### GIVEN TASK:
Output every line exactly as written. Leave out pictures.

### DATASET RECORDS:
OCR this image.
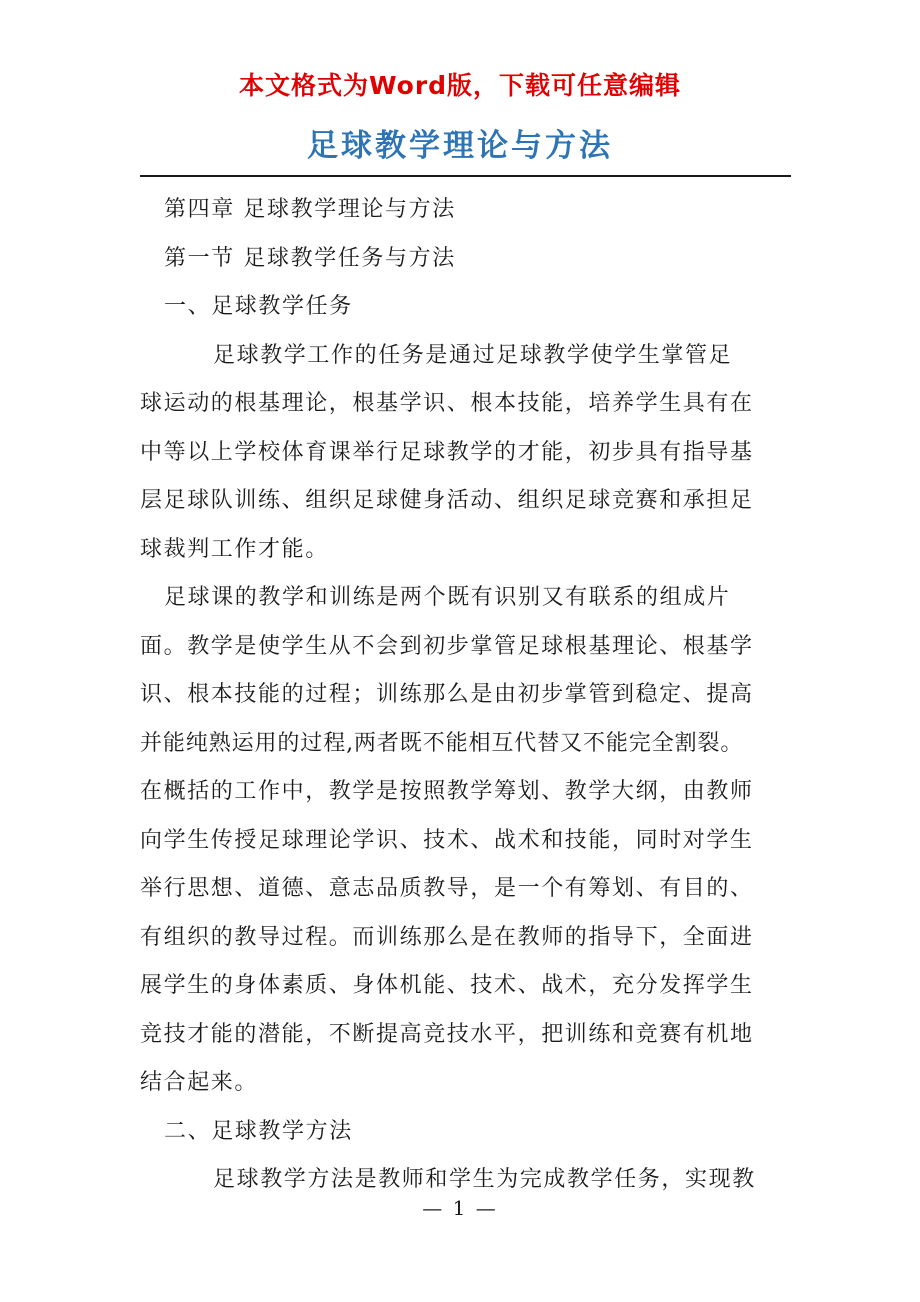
本文格式为Word版，下载可任意编辑
足球教学理论与方法
第四章 足球教学理论与方法
第一节 足球教学任务与方法
一、足球教学任务
足球教学工作的任务是通过足球教学使学生掌管足
球运动的根基理论，根基学识、根本技能，培养学生具有在
中等以上学校体育课举行足球教学的才能，初步具有指导基
层足球队训练、组织足球健身活动、组织足球竞赛和承担足
球裁判工作才能。
足球课的教学和训练是两个既有识别又有联系的组成片
面。教学是使学生从不会到初步掌管足球根基理论、根基学
识、根本技能的过程；训练那么是由初步掌管到稳定、提高
并能纯熟运用的过程,两者既不能相互代替又不能完全割裂。
在概括的工作中，教学是按照教学筹划、教学大纲，由教师
向学生传授足球理论学识、技术、战术和技能，同时对学生
举行思想、道德、意志品质教导，是一个有筹划、有目的、
有组织的教导过程。而训练那么是在教师的指导下，全面进
展学生的身体素质、身体机能、技术、战术，充分发挥学生
竞技才能的潜能，不断提高竞技水平，把训练和竞赛有机地
结合起来。
二、足球教学方法
足球教学方法是教师和学生为完成教学任务，实现教
— 1 —
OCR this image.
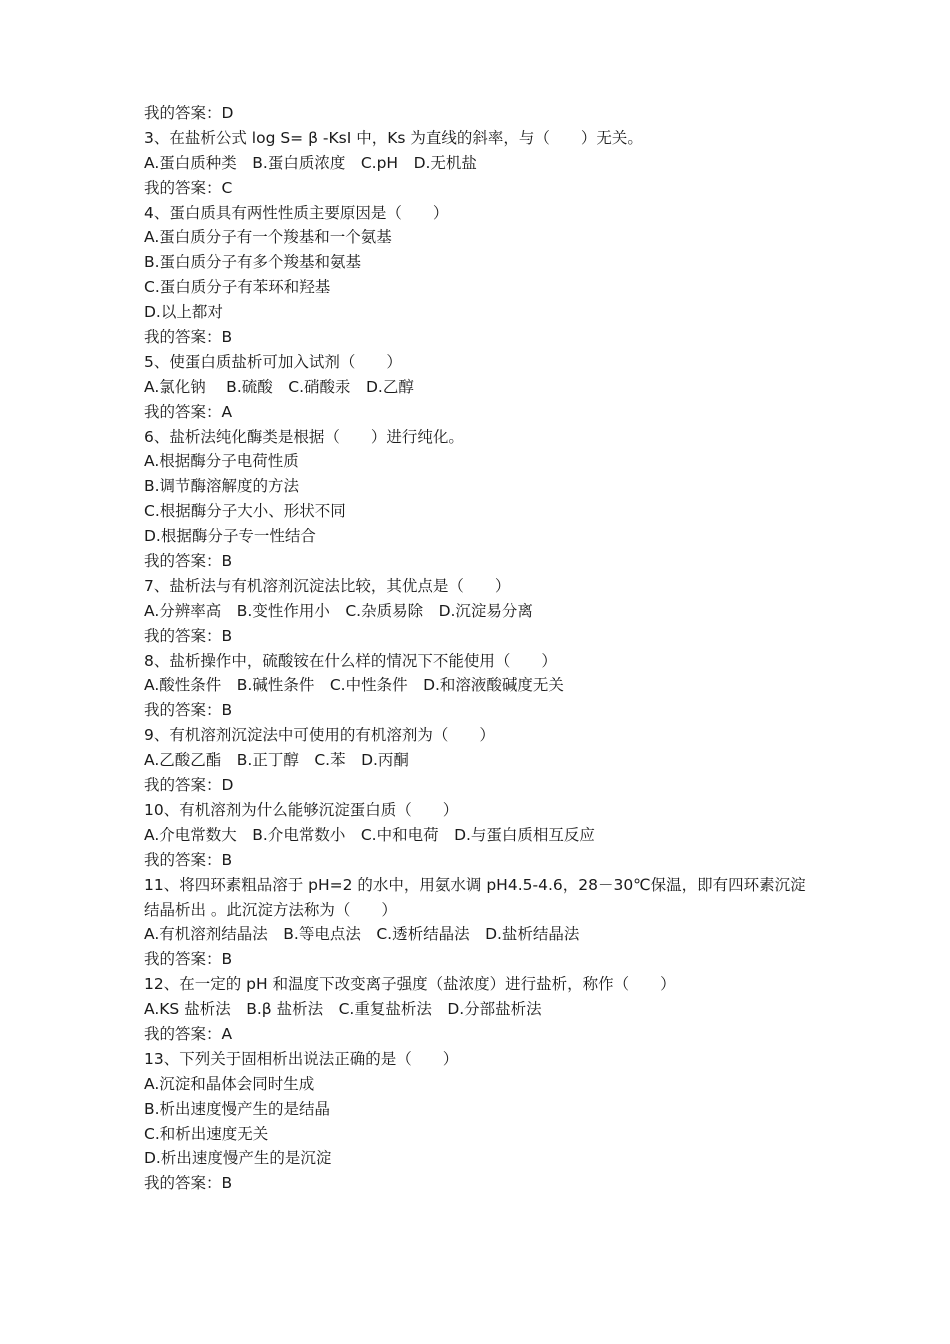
我的答案：D
3、在盐析公式 log S= β -KsI 中，Ks 为直线的斜率，与（　　）无关。
A.蛋白质种类　B.蛋白质浓度　C.pH　D.无机盐
我的答案：C
4、蛋白质具有两性性质主要原因是（　　）
A.蛋白质分子有一个羧基和一个氨基
B.蛋白质分子有多个羧基和氨基
C.蛋白质分子有苯环和羟基
D.以上都对
我的答案：B
5、使蛋白质盐析可加入试剂（　　）
A.氯化钠　 B.硫酸　C.硝酸汞　D.乙醇
我的答案：A
6、盐析法纯化酶类是根据（　　）进行纯化。
A.根据酶分子电荷性质
B.调节酶溶解度的方法
C.根据酶分子大小、形状不同
D.根据酶分子专一性结合
我的答案：B
7、盐析法与有机溶剂沉淀法比较，其优点是（　　）
A.分辨率高　B.变性作用小　C.杂质易除　D.沉淀易分离
我的答案：B
8、盐析操作中，硫酸铵在什么样的情况下不能使用（　　）
A.酸性条件　B.碱性条件　C.中性条件　D.和溶液酸碱度无关
我的答案：B
9、有机溶剂沉淀法中可使用的有机溶剂为（　　）
A.乙酸乙酯　B.正丁醇　C.苯　D.丙酮
我的答案：D
10、有机溶剂为什么能够沉淀蛋白质（　　）
A.介电常数大　B.介电常数小　C.中和电荷　D.与蛋白质相互反应
我的答案：B
11、将四环素粗品溶于 pH=2 的水中，用氨水调 pH4.5-4.6，28－30℃保温，即有四环素沉淀
结晶析出 。此沉淀方法称为（　　）
A.有机溶剂结晶法　B.等电点法　C.透析结晶法　D.盐析结晶法
我的答案：B
12、在一定的 pH 和温度下改变离子强度（盐浓度）进行盐析，称作（　　）
A.KS 盐析法　B.β 盐析法　C.重复盐析法　D.分部盐析法
我的答案：A
13、下列关于固相析出说法正确的是（　　）
A.沉淀和晶体会同时生成
B.析出速度慢产生的是结晶
C.和析出速度无关
D.析出速度慢产生的是沉淀
我的答案：B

### SOLUTION:
OCR this image.
本文格式为Word版，下载可任意编辑
足球教学理论与方法
第四章 足球教学理论与方法
第一节 足球教学任务与方法
一、足球教学任务
足球教学工作的任务是通过足球教学使学生掌管足
球运动的根基理论，根基学识、根本技能，培养学生具有在
中等以上学校体育课举行足球教学的才能，初步具有指导基
层足球队训练、组织足球健身活动、组织足球竞赛和承担足
球裁判工作才能。
足球课的教学和训练是两个既有识别又有联系的组成片
面。教学是使学生从不会到初步掌管足球根基理论、根基学
识、根本技能的过程；训练那么是由初步掌管到稳定、提高
并能纯熟运用的过程,两者既不能相互代替又不能完全割裂。
在概括的工作中，教学是按照教学筹划、教学大纲，由教师
向学生传授足球理论学识、技术、战术和技能，同时对学生
举行思想、道德、意志品质教导，是一个有筹划、有目的、
有组织的教导过程。而训练那么是在教师的指导下，全面进
展学生的身体素质、身体机能、技术、战术，充分发挥学生
竞技才能的潜能，不断提高竞技水平，把训练和竞赛有机地
结合起来。
二、足球教学方法
足球教学方法是教师和学生为完成教学任务，实现教
— 1 —
OCR this image.
我的答案：D
3、在盐析公式 log S= β -KsI 中，Ks 为直线的斜率，与（　　）无关。
A.蛋白质种类　B.蛋白质浓度　C.pH　D.无机盐
我的答案：C
4、蛋白质具有两性性质主要原因是（　　）
A.蛋白质分子有一个羧基和一个氨基
B.蛋白质分子有多个羧基和氨基
C.蛋白质分子有苯环和羟基
D.以上都对
我的答案：B
5、使蛋白质盐析可加入试剂（　　）
A.氯化钠　 B.硫酸　C.硝酸汞　D.乙醇
我的答案：A
6、盐析法纯化酶类是根据（　　）进行纯化。
A.根据酶分子电荷性质
B.调节酶溶解度的方法
C.根据酶分子大小、形状不同
D.根据酶分子专一性结合
我的答案：B
7、盐析法与有机溶剂沉淀法比较，其优点是（　　）
A.分辨率高　B.变性作用小　C.杂质易除　D.沉淀易分离
我的答案：B
8、盐析操作中，硫酸铵在什么样的情况下不能使用（　　）
A.酸性条件　B.碱性条件　C.中性条件　D.和溶液酸碱度无关
我的答案：B
9、有机溶剂沉淀法中可使用的有机溶剂为（　　）
A.乙酸乙酯　B.正丁醇　C.苯　D.丙酮
我的答案：D
10、有机溶剂为什么能够沉淀蛋白质（　　）
A.介电常数大　B.介电常数小　C.中和电荷　D.与蛋白质相互反应
我的答案：B
11、将四环素粗品溶于 pH=2 的水中，用氨水调 pH4.5-4.6，28－30℃保温，即有四环素沉淀
结晶析出 。此沉淀方法称为（　　）
A.有机溶剂结晶法　B.等电点法　C.透析结晶法　D.盐析结晶法
我的答案：B
12、在一定的 pH 和温度下改变离子强度（盐浓度）进行盐析，称作（　　）
A.KS 盐析法　B.β 盐析法　C.重复盐析法　D.分部盐析法
我的答案：A
13、下列关于固相析出说法正确的是（　　）
A.沉淀和晶体会同时生成
B.析出速度慢产生的是结晶
C.和析出速度无关
D.析出速度慢产生的是沉淀
我的答案：B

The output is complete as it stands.